#### [Direction]
Return exactly the lines from the one containing "Transcribe the text in this document." through the last line of the records below, both included, and leave out any pictures.

## start Extracted records

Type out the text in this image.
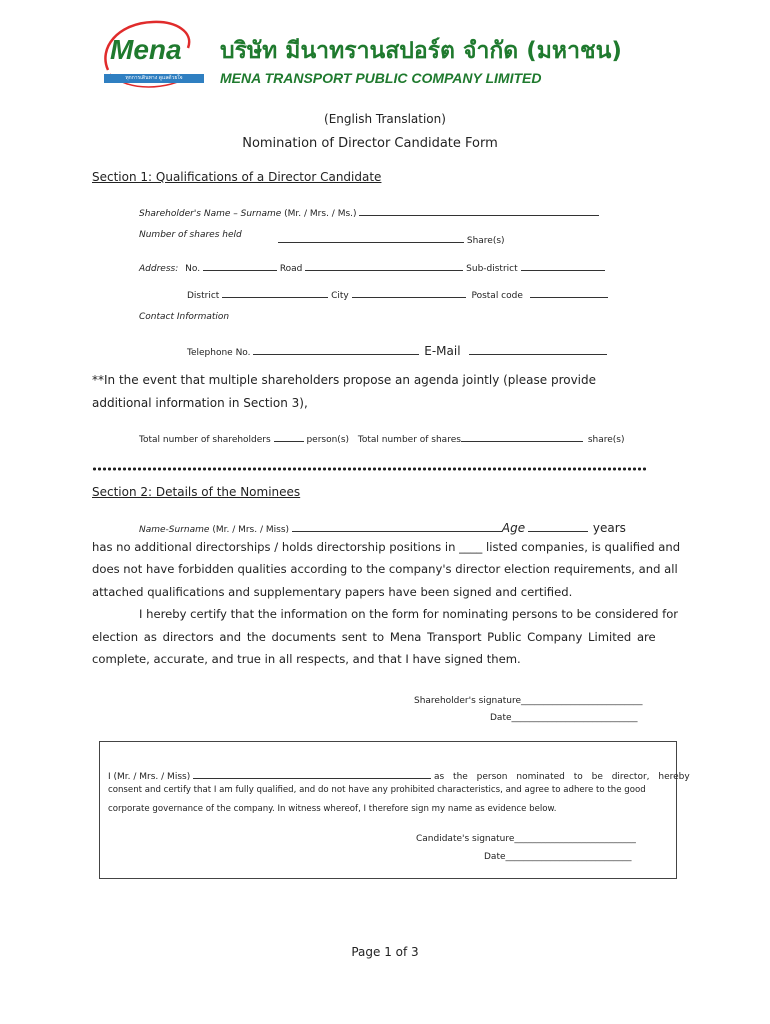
Mena
ทุกการเดินทาง ดูแลด้วยใจ
บริษัท มีนาทรานสปอร์ต จำกัด (มหาชน)
MENA TRANSPORT PUBLIC COMPANY LIMITED
(English Translation)
Nomination of Director Candidate Form
Section 1: Qualifications of a Director Candidate
Shareholder's Name – Surname (Mr. / Mrs. / Ms.)
Number of shares held
Share(s)
Address: No.	Road	Sub-district
District	City	Postal code
Contact Information
Telephone No.	E-Mail
**In the event that multiple shareholders propose an agenda jointly (please provide
additional information in Section 3),
Total number of shareholders	person(s) Total number of shares	share(s)
Section 2: Details of the Nominees
Name-Surname (Mr. / Mrs. / Miss)	Age	years
has no additional directorships / holds directorship positions in ____ listed companies, is qualified and
does not have forbidden qualities according to the company's director election requirements, and all
attached qualifications and supplementary papers have been signed and certified.
I hereby certify that the information on the form for nominating persons to be considered for
election as directors and the documents sent to Mena Transport Public Company Limited are
complete, accurate, and true in all respects, and that I have signed them.
Shareholder's signature___________________________
Date____________________________
I (Mr. / Mrs. / Miss)	as the person nominated to be director, hereby
consent and certify that I am fully qualified, and do not have any prohibited characteristics, and agree to adhere to the good
corporate governance of the company. In witness whereof, I therefore sign my name as evidence below.
Candidate's signature___________________________
Date____________________________
Page 1 of 3
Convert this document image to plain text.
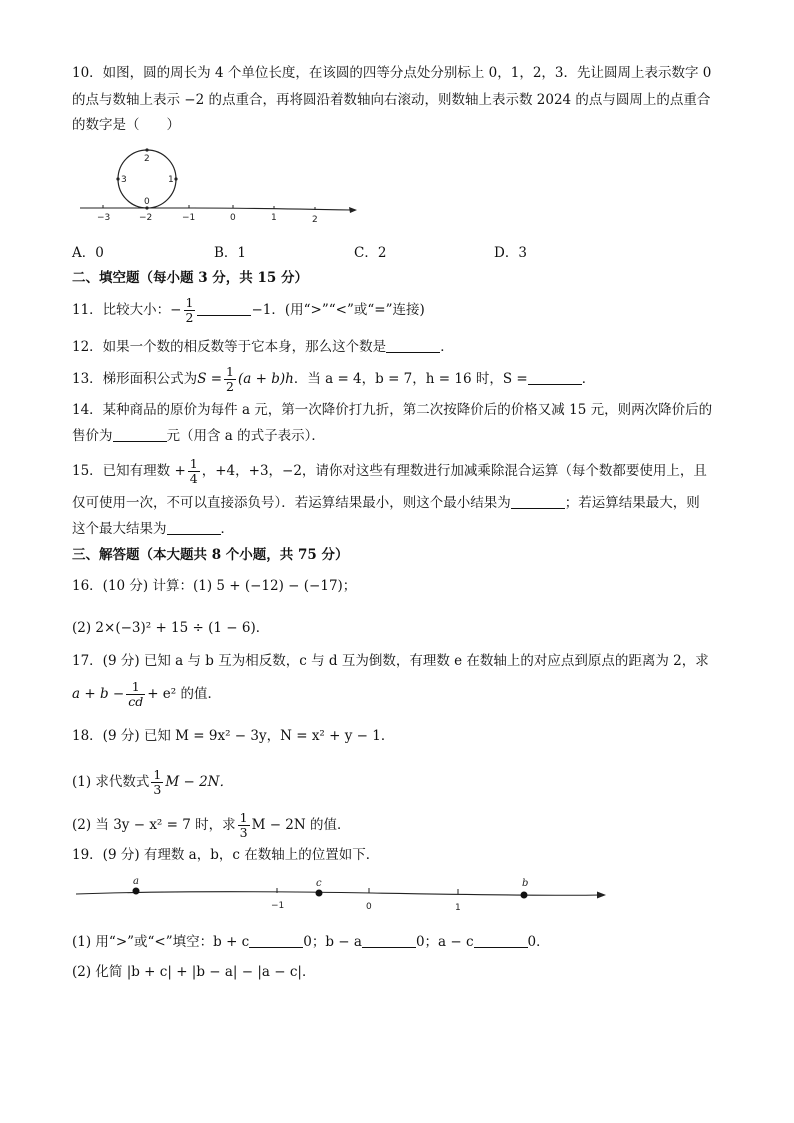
10．如图，圆的周长为 4 个单位长度，在该圆的四等分点处分别标上 0，1，2，3．先让圆周上表示数字 0
的点与数轴上表示 −2 的点重合，再将圆沿着数轴向右滚动，则数轴上表示数 2024 的点与圆周上的点重合
的数字是（　　）
2
3	1
0
−3	−2	−1	0	1	2
A．0	B．1	C．2	D．3
二、填空题（每小题 3 分，共 15 分）
11．比较大小：− $\frac{1}{2}$	−1．(用“>”“<”或“=”连接)
12．如果一个数的相反数等于它本身，那么这个数是	．
13．梯形面积公式为$S = \frac{1}{2} (a + b)h$．当 a = 4，b = 7，h = 16 时，S =	．
14．某种商品的原价为每件 a 元，第一次降价打九折，第二次按降价后的价格又减 15 元，则两次降价后的
售价为	元（用含 a 的式子表示）．
15．已知有理数 + $\frac{1}{4}$ ，+4，+3，−2，请你对这些有理数进行加减乘除混合运算（每个数都要使用上，且
仅可使用一次，不可以直接添负号）．若运算结果最小，则这个最小结果为	；若运算结果最大，则
这个最大结果为	．
三、解答题（本大题共 8 个小题，共 75 分）
16．(10 分) 计算：(1) 5 + (−12) − (−17)；
(2) 2×(−3)² + 15 ÷ (1 − 6)．
17．(9 分) 已知 a 与 b 互为相反数，c 与 d 互为倒数，有理数 e 在数轴上的对应点到原点的距离为 2，求
$a + b - \frac{1}{cd} + e^2$ 的值．
18．(9 分) 已知 M = 9x² − 3y，N = x² + y − 1．
(1) 求代数式 $\frac{1}{3}$ M − 2N．
(2) 当 3y − x² = 7 时，求 $\frac{1}{3}$ M − 2N 的值．
19．(9 分) 有理数 a，b，c 在数轴上的位置如下．
a	c	b
−1	0	1
(1) 用“>”或“<”填空：b + c	0；b − a	0；a − c	0．
(2) 化简 |b + c| + |b − a| − |a − c|．
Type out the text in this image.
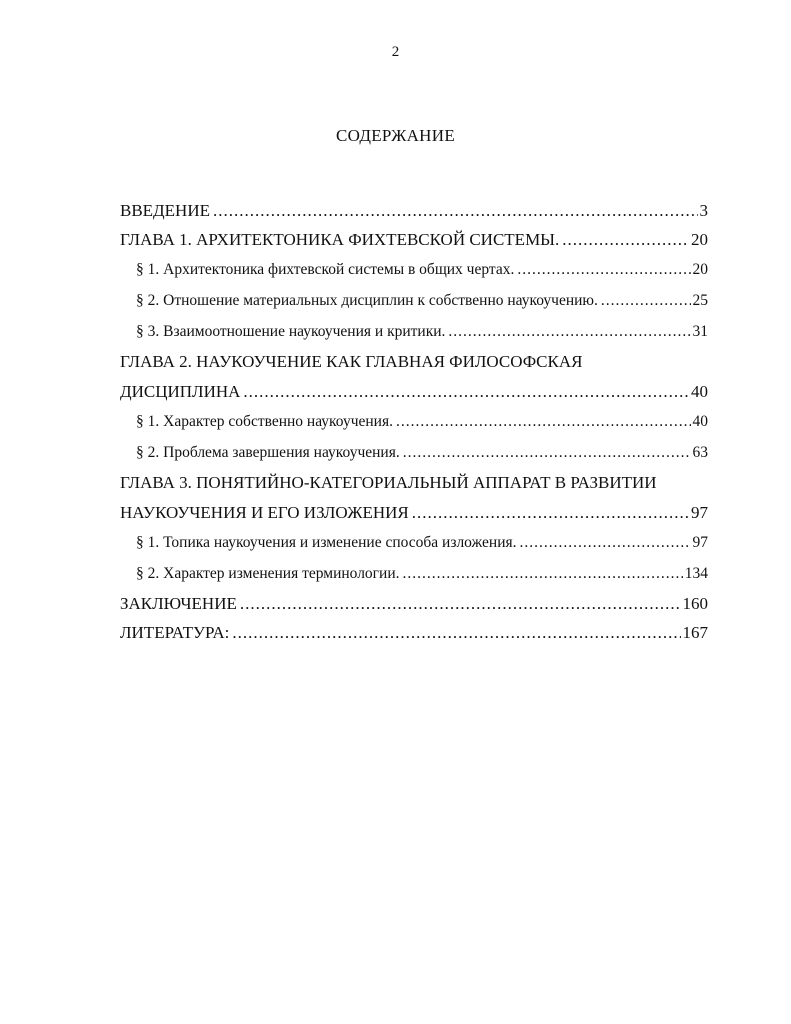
2
СОДЕРЖАНИЕ
ВВЕДЕНИЕ .....	3
ГЛАВА 1. АРХИТЕКТОНИКА ФИХТЕВСКОЙ СИСТЕМЫ. .....	20
§ 1. Архитектоника фихтевской системы в общих чертах. .....	20
§ 2. Отношение материальных дисциплин к собственно наукоучению. .....	25
§ 3. Взаимоотношение наукоучения и критики. .....	31
ГЛАВА 2. НАУКОУЧЕНИЕ КАК ГЛАВНАЯ ФИЛОСОФСКАЯ
ДИСЦИПЛИНА .....	40
§ 1. Характер собственно наукоучения. .....	40
§ 2. Проблема завершения наукоучения. .....	63
ГЛАВА 3. ПОНЯТИЙНО-КАТЕГОРИАЛЬНЫЙ АППАРАТ В РАЗВИТИИ
НАУКОУЧЕНИЯ И ЕГО ИЗЛОЖЕНИЯ .....	97
§ 1. Топика наукоучения и изменение способа изложения. .....	97
§ 2. Характер изменения терминологии. .....	134
ЗАКЛЮЧЕНИЕ .....	160
ЛИТЕРАТУРА: .....	167
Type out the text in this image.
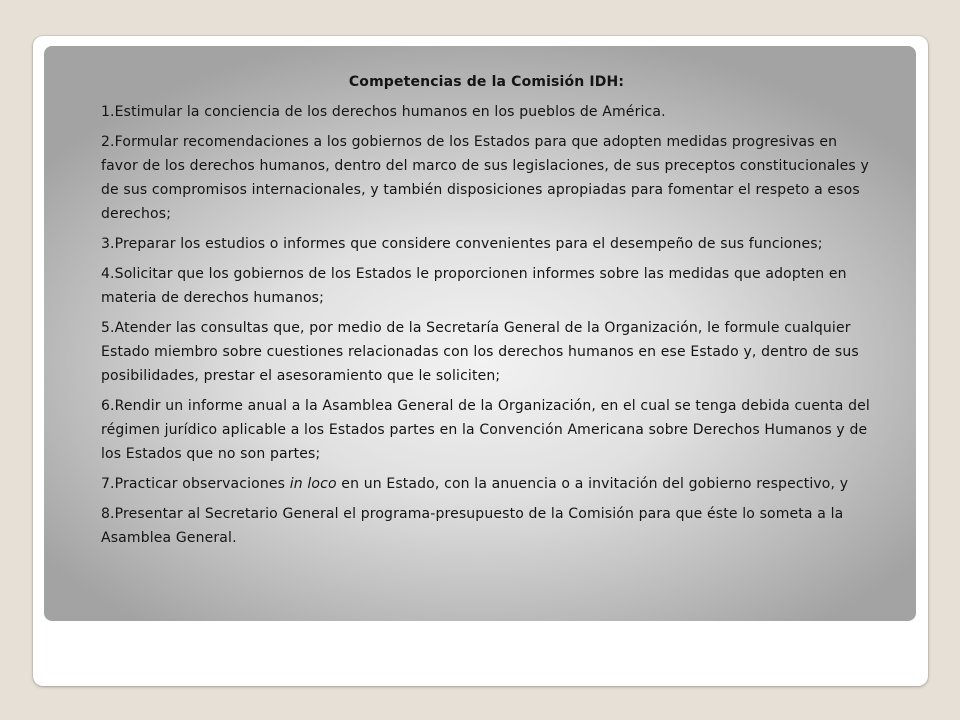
Competencias de la Comisión IDH:

1.Estimular la conciencia de los derechos humanos en los pueblos de América.

2.Formular recomendaciones a los gobiernos de los Estados para que adopten medidas progresivas en favor de los derechos humanos, dentro del marco de sus legislaciones, de sus preceptos constitucionales y de sus compromisos internacionales, y también disposiciones apropiadas para fomentar el respeto a esos derechos;

3.Preparar los estudios o informes que considere convenientes para el desempeño de sus funciones;

4.Solicitar que los gobiernos de los Estados le proporcionen informes sobre las medidas que adopten en materia de derechos humanos;

5.Atender las consultas que, por medio de la Secretaría General de la Organización, le formule cualquier Estado miembro sobre cuestiones relacionadas con los derechos humanos en ese Estado y, dentro de sus posibilidades, prestar el asesoramiento que le soliciten;

6.Rendir un informe anual a la Asamblea General de la Organización, en el cual se tenga debida cuenta del régimen jurídico aplicable a los Estados partes en la Convención Americana sobre Derechos Humanos y de los Estados que no son partes;

7.Practicar observaciones in loco en un Estado, con la anuencia o a invitación del gobierno respectivo, y

8.Presentar al Secretario General el programa-presupuesto de la Comisión para que éste lo someta a la Asamblea General.
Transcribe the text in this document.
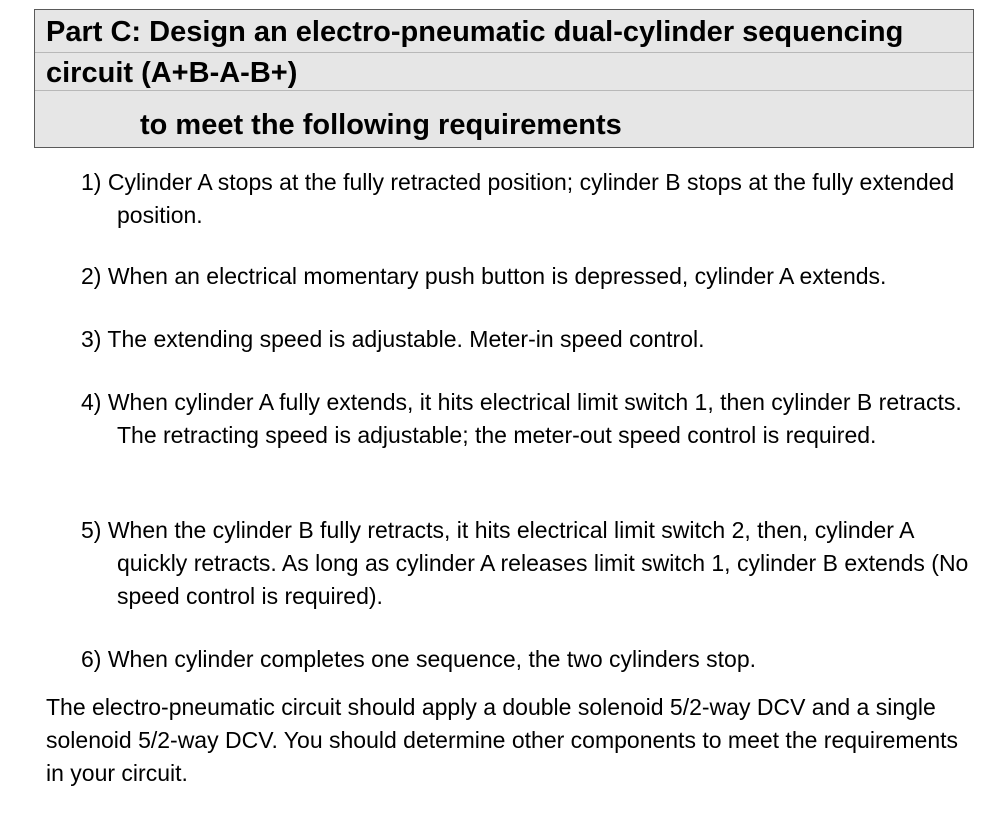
Part C: Design an electro-pneumatic dual-cylinder sequencing circuit (A+B-A-B+)
to meet the following requirements
1) Cylinder A stops at the fully retracted position; cylinder B stops at the fully extended position.
2) When an electrical momentary push button is depressed, cylinder A extends.
3) The extending speed is adjustable. Meter-in speed control.
4) When cylinder A fully extends, it hits electrical limit switch 1, then cylinder B retracts. The retracting speed is adjustable; the meter-out speed control is required.
5) When the cylinder B fully retracts, it hits electrical limit switch 2, then, cylinder A quickly retracts. As long as cylinder A releases limit switch 1, cylinder B extends (No speed control is required).
6) When cylinder completes one sequence, the two cylinders stop.

The electro-pneumatic circuit should apply a double solenoid 5/2-way DCV and a single solenoid 5/2-way DCV. You should determine other components to meet the requirements in your circuit.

## end Extracted records

#### [Result]
Transcribe the text in this document.
Part C: Design an electro-pneumatic dual-cylinder sequencing circuit (A+B-A-B+)
to meet the following requirements
1) Cylinder A stops at the fully retracted position; cylinder B stops at the fully extended position.
2) When an electrical momentary push button is depressed, cylinder A extends.
3) The extending speed is adjustable. Meter-in speed control.
4) When cylinder A fully extends, it hits electrical limit switch 1, then cylinder B retracts. The retracting speed is adjustable; the meter-out speed control is required.
5) When the cylinder B fully retracts, it hits electrical limit switch 2, then, cylinder A quickly retracts. As long as cylinder A releases limit switch 1, cylinder B extends (No speed control is required).
6) When cylinder completes one sequence, the two cylinders stop.

The electro-pneumatic circuit should apply a double solenoid 5/2-way DCV and a single solenoid 5/2-way DCV. You should determine other components to meet the requirements in your circuit.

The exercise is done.